WHAT TO PRODUCE
Return every line below in which "frischer" appears.

[Records excerpted from a collection]
::::

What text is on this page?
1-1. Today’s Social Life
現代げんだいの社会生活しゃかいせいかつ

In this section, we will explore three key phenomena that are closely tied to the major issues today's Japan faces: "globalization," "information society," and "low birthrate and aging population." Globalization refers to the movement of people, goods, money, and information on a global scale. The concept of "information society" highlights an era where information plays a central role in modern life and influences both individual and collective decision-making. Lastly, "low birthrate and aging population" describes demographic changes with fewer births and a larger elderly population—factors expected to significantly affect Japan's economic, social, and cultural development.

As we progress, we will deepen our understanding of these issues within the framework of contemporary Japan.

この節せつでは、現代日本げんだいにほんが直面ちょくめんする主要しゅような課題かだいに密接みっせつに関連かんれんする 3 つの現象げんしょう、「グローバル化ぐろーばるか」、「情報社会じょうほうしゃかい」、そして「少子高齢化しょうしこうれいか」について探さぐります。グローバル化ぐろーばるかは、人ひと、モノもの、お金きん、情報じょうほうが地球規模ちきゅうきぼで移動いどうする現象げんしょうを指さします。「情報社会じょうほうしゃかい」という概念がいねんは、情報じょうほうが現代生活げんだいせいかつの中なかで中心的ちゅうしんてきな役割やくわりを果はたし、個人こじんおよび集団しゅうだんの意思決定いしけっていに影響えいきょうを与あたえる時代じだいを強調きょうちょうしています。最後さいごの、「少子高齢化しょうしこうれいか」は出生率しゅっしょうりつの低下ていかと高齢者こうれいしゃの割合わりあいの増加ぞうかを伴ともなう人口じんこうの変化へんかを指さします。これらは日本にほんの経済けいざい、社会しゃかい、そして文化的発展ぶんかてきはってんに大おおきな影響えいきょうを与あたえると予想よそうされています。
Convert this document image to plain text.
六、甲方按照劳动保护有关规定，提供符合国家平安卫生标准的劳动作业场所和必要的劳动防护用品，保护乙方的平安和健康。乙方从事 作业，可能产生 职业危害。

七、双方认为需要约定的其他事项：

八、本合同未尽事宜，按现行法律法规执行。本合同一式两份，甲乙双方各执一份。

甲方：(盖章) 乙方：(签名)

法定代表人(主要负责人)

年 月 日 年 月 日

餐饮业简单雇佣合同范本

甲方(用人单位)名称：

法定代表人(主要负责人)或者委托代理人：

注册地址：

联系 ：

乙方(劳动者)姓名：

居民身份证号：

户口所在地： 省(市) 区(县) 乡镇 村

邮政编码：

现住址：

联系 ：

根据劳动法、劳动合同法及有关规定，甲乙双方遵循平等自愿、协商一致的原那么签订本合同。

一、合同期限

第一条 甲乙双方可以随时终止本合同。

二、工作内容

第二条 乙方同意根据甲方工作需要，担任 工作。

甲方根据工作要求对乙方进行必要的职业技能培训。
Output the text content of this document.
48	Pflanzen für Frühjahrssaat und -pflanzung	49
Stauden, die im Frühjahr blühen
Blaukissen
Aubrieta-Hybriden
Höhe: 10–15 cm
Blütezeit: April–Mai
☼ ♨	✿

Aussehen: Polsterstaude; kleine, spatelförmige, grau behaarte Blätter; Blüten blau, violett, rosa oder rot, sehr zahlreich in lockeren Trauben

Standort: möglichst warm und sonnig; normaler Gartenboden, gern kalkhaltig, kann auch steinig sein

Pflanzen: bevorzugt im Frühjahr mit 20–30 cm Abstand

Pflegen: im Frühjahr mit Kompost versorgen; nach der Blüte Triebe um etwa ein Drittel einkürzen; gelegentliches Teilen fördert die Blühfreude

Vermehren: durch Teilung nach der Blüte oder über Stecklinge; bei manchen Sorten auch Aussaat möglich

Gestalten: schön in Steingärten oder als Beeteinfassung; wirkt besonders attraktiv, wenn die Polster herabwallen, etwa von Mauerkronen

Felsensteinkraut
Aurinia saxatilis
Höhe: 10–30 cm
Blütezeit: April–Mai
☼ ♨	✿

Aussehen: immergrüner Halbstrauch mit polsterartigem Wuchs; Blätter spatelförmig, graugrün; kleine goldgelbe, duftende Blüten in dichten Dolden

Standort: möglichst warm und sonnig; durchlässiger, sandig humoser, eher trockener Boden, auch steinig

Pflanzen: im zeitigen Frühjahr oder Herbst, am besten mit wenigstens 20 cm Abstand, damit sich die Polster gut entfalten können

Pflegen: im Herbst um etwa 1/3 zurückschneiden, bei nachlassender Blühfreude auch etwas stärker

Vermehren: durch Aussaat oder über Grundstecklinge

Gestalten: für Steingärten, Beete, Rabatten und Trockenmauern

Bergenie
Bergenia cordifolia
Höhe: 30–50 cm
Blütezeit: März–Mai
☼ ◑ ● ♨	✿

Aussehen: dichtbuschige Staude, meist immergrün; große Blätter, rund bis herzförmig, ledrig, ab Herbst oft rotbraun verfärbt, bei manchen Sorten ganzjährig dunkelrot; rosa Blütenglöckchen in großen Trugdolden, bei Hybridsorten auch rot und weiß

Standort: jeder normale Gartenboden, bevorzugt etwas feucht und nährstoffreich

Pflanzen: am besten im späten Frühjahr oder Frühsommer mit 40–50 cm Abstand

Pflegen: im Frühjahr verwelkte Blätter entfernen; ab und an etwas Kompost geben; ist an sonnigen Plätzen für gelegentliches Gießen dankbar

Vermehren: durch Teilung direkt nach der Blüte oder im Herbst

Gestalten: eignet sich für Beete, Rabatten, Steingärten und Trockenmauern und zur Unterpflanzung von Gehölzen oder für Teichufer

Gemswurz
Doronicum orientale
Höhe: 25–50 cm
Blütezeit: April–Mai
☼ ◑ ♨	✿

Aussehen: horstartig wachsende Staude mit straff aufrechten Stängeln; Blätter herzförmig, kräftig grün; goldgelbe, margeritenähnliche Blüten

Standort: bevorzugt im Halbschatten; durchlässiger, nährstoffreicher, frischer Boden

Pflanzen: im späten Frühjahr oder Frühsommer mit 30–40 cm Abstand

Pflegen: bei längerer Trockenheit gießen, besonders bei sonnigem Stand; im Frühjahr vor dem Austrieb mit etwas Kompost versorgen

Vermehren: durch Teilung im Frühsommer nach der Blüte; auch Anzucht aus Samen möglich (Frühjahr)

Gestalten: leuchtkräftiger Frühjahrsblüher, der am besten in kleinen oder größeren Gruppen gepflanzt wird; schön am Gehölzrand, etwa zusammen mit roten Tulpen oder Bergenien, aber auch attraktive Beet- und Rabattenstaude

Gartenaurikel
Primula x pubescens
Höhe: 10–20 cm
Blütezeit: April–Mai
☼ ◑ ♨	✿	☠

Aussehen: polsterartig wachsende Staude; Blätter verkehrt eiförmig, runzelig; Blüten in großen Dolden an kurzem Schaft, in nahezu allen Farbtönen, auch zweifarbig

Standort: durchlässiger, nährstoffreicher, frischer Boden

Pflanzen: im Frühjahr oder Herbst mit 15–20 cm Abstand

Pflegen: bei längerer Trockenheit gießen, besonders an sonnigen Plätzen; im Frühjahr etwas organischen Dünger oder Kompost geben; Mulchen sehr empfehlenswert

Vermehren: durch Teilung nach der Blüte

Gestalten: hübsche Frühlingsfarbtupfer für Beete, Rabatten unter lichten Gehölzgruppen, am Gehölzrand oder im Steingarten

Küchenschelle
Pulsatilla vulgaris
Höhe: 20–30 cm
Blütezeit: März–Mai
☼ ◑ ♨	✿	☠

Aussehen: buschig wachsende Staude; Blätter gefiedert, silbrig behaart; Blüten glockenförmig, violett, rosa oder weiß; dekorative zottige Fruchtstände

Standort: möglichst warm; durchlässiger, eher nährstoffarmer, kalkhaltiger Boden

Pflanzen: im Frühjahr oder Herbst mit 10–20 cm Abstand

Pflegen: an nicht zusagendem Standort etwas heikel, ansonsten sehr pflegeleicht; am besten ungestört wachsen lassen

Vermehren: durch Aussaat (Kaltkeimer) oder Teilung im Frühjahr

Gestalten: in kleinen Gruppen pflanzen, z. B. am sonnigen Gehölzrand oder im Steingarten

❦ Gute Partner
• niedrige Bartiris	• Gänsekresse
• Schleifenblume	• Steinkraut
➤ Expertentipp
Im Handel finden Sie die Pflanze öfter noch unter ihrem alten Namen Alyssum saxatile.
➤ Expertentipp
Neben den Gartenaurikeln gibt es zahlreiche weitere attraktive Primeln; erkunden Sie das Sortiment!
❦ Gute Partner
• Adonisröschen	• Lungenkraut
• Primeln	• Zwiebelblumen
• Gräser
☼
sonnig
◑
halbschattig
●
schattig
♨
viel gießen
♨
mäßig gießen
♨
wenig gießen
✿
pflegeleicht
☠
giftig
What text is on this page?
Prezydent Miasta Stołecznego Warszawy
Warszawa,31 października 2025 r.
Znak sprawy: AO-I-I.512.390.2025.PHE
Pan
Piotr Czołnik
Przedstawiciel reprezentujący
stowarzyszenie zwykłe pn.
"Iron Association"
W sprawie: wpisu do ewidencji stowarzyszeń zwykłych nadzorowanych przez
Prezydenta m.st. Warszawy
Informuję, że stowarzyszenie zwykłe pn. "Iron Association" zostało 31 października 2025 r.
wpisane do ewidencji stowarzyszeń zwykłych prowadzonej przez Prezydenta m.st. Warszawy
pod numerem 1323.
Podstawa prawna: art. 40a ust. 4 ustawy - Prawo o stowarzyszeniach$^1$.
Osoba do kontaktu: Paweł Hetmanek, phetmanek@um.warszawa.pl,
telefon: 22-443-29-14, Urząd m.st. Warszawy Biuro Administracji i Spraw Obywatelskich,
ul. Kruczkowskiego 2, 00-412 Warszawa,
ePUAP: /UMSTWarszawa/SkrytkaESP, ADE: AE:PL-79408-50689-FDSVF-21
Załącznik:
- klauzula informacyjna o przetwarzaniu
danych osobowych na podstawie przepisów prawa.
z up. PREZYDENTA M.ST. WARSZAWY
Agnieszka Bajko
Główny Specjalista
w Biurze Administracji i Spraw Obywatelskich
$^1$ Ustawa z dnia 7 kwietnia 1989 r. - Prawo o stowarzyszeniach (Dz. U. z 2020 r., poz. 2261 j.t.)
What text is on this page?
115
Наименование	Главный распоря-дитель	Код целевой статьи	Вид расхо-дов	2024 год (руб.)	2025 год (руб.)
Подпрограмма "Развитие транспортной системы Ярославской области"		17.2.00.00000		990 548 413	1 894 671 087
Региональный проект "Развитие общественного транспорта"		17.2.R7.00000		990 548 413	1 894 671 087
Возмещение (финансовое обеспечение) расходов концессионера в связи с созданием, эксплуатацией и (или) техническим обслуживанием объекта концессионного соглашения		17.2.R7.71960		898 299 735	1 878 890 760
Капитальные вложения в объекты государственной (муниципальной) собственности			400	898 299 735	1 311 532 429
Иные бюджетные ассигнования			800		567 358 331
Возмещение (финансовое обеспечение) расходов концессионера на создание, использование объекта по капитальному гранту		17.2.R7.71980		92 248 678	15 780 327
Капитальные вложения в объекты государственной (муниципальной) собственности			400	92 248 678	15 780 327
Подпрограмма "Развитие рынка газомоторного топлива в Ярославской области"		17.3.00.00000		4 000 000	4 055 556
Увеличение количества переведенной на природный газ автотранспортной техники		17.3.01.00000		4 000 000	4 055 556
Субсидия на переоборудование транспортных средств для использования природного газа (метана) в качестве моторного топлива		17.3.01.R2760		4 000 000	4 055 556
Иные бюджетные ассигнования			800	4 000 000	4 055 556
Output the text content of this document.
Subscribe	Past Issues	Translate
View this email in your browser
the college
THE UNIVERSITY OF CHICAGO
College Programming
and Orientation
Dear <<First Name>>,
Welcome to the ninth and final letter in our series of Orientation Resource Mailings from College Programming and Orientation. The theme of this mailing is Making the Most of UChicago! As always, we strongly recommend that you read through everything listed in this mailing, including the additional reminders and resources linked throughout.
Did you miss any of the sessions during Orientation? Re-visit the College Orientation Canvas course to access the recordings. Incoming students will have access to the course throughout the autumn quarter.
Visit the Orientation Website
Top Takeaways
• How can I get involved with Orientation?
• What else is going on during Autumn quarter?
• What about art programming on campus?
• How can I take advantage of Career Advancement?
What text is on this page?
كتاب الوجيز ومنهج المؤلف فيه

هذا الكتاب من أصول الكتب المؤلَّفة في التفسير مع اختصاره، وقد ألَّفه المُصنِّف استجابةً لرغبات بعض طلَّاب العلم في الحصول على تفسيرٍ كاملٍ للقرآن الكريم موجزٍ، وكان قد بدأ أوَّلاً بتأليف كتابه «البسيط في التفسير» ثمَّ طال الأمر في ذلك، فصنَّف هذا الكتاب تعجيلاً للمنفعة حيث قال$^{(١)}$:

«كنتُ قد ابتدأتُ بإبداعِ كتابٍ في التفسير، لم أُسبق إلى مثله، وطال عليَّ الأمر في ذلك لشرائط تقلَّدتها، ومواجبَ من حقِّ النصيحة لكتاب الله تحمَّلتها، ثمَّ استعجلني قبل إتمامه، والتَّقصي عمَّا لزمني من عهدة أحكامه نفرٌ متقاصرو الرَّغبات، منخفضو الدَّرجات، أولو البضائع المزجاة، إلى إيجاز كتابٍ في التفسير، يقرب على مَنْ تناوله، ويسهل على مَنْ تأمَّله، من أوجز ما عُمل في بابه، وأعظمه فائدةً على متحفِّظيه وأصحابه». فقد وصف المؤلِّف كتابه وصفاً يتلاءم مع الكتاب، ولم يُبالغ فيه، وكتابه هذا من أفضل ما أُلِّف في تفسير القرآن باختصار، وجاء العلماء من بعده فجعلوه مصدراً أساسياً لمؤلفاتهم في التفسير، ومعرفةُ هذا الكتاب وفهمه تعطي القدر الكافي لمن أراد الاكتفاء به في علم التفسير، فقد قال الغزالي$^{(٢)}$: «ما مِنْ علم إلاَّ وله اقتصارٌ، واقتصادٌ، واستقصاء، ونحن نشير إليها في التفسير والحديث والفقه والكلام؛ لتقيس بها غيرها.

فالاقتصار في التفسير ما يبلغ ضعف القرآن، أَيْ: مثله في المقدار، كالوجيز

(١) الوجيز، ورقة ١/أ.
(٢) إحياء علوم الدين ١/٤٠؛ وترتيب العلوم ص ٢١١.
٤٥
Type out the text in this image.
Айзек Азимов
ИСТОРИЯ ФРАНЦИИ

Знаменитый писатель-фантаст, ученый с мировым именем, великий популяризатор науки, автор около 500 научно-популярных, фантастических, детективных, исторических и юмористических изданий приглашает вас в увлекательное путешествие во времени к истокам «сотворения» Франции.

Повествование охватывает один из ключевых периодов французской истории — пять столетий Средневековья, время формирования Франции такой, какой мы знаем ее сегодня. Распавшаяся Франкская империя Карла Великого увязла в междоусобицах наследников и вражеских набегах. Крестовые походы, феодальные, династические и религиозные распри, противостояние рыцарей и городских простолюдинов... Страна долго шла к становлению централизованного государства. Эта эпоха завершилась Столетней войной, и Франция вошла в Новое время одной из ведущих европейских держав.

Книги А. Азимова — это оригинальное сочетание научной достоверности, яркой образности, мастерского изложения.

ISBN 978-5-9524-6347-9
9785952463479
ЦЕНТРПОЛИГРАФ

::::

TASK SOLUTION
Standort: bevorzugt im Halbschatten; durchlässiger, nährstoffreicher, frischer Boden
Standort: durchlässiger, nährstoffreicher, frischer Boden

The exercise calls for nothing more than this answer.